A block of data:
──────

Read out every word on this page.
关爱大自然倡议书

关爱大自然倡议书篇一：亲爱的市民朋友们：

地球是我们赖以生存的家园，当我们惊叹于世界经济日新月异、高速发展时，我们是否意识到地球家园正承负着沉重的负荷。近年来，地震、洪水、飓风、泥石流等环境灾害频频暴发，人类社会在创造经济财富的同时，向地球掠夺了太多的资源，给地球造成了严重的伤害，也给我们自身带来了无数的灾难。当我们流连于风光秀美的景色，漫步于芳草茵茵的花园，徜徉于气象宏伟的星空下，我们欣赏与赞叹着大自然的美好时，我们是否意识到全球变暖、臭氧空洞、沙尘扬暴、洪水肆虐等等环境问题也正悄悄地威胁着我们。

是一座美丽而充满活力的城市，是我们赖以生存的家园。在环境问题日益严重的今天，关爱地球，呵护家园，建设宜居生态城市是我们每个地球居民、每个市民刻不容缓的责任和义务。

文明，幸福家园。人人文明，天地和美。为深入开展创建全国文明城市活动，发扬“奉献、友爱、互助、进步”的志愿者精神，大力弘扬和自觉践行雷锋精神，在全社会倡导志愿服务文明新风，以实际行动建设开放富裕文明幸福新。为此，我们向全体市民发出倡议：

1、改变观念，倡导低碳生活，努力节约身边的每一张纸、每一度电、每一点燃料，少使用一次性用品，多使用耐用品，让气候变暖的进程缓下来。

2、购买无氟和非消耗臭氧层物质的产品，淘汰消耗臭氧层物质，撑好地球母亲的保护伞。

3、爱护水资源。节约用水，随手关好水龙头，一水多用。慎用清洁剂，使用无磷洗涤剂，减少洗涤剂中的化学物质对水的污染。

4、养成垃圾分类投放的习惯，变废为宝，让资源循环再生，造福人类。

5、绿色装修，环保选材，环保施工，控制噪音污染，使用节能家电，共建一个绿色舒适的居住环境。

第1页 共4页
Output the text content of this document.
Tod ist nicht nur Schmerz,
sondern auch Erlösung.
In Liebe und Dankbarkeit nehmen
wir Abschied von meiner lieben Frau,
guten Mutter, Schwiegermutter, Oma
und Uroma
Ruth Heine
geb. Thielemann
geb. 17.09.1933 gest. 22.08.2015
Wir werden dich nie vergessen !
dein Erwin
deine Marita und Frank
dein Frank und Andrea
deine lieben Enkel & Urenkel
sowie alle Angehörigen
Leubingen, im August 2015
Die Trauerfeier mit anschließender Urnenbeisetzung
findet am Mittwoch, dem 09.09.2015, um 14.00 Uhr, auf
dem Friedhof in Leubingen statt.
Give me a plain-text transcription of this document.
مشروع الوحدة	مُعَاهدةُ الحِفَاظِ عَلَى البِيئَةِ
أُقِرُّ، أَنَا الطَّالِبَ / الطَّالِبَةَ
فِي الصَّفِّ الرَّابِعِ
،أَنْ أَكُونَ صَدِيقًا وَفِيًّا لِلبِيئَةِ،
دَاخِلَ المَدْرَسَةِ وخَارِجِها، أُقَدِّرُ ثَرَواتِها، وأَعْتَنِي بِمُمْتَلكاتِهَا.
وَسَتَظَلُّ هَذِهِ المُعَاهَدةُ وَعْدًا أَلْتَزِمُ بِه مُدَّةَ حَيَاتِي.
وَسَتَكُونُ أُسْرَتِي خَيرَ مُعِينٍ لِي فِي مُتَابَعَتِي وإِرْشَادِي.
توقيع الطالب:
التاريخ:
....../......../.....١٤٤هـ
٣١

──────

:: Work to complete ::
Print all the data exactly.

:: Correct result ::
Read out every word on this page.
关爱大自然倡议书

关爱大自然倡议书篇一：亲爱的市民朋友们：

地球是我们赖以生存的家园，当我们惊叹于世界经济日新月异、高速发展时，我们是否意识到地球家园正承负着沉重的负荷。近年来，地震、洪水、飓风、泥石流等环境灾害频频暴发，人类社会在创造经济财富的同时，向地球掠夺了太多的资源，给地球造成了严重的伤害，也给我们自身带来了无数的灾难。当我们流连于风光秀美的景色，漫步于芳草茵茵的花园，徜徉于气象宏伟的星空下，我们欣赏与赞叹着大自然的美好时，我们是否意识到全球变暖、臭氧空洞、沙尘扬暴、洪水肆虐等等环境问题也正悄悄地威胁着我们。

是一座美丽而充满活力的城市，是我们赖以生存的家园。在环境问题日益严重的今天，关爱地球，呵护家园，建设宜居生态城市是我们每个地球居民、每个市民刻不容缓的责任和义务。

文明，幸福家园。人人文明，天地和美。为深入开展创建全国文明城市活动，发扬“奉献、友爱、互助、进步”的志愿者精神，大力弘扬和自觉践行雷锋精神，在全社会倡导志愿服务文明新风，以实际行动建设开放富裕文明幸福新。为此，我们向全体市民发出倡议：

1、改变观念，倡导低碳生活，努力节约身边的每一张纸、每一度电、每一点燃料，少使用一次性用品，多使用耐用品，让气候变暖的进程缓下来。

2、购买无氟和非消耗臭氧层物质的产品，淘汰消耗臭氧层物质，撑好地球母亲的保护伞。

3、爱护水资源。节约用水，随手关好水龙头，一水多用。慎用清洁剂，使用无磷洗涤剂，减少洗涤剂中的化学物质对水的污染。

4、养成垃圾分类投放的习惯，变废为宝，让资源循环再生，造福人类。

5、绿色装修，环保选材，环保施工，控制噪音污染，使用节能家电，共建一个绿色舒适的居住环境。

第1页 共4页
Output the text content of this document.
Tod ist nicht nur Schmerz,
sondern auch Erlösung.
In Liebe und Dankbarkeit nehmen
wir Abschied von meiner lieben Frau,
guten Mutter, Schwiegermutter, Oma
und Uroma
Ruth Heine
geb. Thielemann
geb. 17.09.1933 gest. 22.08.2015
Wir werden dich nie vergessen !
dein Erwin
deine Marita und Frank
dein Frank und Andrea
deine lieben Enkel & Urenkel
sowie alle Angehörigen
Leubingen, im August 2015
Die Trauerfeier mit anschließender Urnenbeisetzung
findet am Mittwoch, dem 09.09.2015, um 14.00 Uhr, auf
dem Friedhof in Leubingen statt.
Give me a plain-text transcription of this document.
مشروع الوحدة	مُعَاهدةُ الحِفَاظِ عَلَى البِيئَةِ
أُقِرُّ، أَنَا الطَّالِبَ / الطَّالِبَةَ
فِي الصَّفِّ الرَّابِعِ
،أَنْ أَكُونَ صَدِيقًا وَفِيًّا لِلبِيئَةِ،
دَاخِلَ المَدْرَسَةِ وخَارِجِها، أُقَدِّرُ ثَرَواتِها، وأَعْتَنِي بِمُمْتَلكاتِهَا.
وَسَتَظَلُّ هَذِهِ المُعَاهَدةُ وَعْدًا أَلْتَزِمُ بِه مُدَّةَ حَيَاتِي.
وَسَتَكُونُ أُسْرَتِي خَيرَ مُعِينٍ لِي فِي مُتَابَعَتِي وإِرْشَادِي.
توقيع الطالب:
التاريخ:
....../......../.....١٤٤هـ
٣١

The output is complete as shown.